▶ **Prompt**
Gather each line of the entries below that includes "xlabel".

▶ **Data excerpts**
========================================

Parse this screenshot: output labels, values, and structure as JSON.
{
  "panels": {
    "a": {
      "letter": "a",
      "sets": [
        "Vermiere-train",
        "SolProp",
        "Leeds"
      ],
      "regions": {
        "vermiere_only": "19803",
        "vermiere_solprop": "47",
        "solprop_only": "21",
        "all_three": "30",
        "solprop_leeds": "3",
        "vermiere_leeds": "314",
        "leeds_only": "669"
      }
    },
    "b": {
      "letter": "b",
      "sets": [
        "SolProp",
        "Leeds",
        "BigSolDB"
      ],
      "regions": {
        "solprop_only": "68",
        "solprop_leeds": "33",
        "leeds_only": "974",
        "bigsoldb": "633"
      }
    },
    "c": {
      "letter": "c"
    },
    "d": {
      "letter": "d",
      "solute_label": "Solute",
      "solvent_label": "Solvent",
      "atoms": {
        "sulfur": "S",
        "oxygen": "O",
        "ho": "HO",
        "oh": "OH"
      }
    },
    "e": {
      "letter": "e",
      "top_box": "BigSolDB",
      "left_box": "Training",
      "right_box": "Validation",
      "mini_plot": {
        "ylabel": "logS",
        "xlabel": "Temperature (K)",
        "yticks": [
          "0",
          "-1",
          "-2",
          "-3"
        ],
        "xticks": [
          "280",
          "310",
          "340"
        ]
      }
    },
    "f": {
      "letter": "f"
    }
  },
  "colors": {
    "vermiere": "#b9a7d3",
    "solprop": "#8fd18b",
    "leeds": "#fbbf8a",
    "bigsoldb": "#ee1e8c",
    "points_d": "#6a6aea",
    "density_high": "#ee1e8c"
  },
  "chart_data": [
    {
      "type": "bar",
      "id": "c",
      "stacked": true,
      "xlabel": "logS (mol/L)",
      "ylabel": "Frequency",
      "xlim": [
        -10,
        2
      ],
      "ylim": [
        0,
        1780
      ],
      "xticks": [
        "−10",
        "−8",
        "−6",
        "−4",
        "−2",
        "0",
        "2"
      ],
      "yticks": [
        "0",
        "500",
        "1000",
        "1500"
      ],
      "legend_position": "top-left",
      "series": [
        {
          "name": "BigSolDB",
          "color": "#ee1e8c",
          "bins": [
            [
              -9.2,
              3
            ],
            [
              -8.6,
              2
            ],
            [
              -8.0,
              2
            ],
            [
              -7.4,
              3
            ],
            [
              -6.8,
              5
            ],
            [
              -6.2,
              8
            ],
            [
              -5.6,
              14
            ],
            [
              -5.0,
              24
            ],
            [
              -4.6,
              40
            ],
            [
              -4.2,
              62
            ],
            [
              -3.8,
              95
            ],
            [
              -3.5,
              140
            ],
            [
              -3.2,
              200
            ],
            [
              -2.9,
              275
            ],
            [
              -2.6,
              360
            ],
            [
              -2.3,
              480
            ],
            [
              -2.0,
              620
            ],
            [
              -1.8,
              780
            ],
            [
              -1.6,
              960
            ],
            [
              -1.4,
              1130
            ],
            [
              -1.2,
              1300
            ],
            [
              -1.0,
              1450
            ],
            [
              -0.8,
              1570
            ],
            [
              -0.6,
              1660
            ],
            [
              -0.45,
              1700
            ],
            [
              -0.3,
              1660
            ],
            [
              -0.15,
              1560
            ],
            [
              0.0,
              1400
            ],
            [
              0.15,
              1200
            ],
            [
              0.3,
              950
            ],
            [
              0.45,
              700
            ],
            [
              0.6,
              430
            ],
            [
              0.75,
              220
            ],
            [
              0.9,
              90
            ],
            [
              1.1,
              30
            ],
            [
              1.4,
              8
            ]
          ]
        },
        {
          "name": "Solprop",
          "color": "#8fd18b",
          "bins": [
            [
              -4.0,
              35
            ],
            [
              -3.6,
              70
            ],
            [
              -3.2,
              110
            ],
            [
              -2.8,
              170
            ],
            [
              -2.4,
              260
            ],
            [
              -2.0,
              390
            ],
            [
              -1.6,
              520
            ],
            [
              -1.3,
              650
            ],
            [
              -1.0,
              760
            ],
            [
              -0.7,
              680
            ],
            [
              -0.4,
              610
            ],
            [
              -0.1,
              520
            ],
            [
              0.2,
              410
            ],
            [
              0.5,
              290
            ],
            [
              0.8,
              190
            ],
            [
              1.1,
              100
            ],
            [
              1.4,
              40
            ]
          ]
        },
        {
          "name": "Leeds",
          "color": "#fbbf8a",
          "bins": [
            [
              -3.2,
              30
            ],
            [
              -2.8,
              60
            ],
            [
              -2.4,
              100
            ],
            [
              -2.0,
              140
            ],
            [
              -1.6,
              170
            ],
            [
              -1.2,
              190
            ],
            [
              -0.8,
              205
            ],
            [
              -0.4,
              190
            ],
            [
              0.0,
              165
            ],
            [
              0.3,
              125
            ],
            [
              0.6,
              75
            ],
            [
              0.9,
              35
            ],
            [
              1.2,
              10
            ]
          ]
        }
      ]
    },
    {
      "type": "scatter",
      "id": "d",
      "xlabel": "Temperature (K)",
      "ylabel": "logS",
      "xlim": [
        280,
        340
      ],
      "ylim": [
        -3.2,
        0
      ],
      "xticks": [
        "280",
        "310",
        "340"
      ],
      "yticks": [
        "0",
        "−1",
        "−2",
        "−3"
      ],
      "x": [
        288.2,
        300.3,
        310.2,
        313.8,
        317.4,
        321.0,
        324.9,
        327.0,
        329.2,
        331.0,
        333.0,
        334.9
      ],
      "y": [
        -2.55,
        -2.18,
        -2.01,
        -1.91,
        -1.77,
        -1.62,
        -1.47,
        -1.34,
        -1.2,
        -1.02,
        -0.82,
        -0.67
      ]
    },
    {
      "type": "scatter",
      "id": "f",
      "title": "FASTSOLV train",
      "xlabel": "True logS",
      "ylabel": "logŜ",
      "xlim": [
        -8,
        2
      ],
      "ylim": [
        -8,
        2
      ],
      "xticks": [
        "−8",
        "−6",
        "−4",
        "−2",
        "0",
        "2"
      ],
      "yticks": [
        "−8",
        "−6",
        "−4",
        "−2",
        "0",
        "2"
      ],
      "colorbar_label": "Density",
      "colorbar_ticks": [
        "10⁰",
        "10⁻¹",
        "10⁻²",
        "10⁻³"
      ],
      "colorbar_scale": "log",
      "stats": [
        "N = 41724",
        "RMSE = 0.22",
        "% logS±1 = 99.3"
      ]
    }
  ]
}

========================================

▶ **Exercise answer**
        "xlabel": "Temperature (K)",
      "xlabel": "logS (mol/L)",
      "xlabel": "Temperature (K)",
      "xlabel": "True logS",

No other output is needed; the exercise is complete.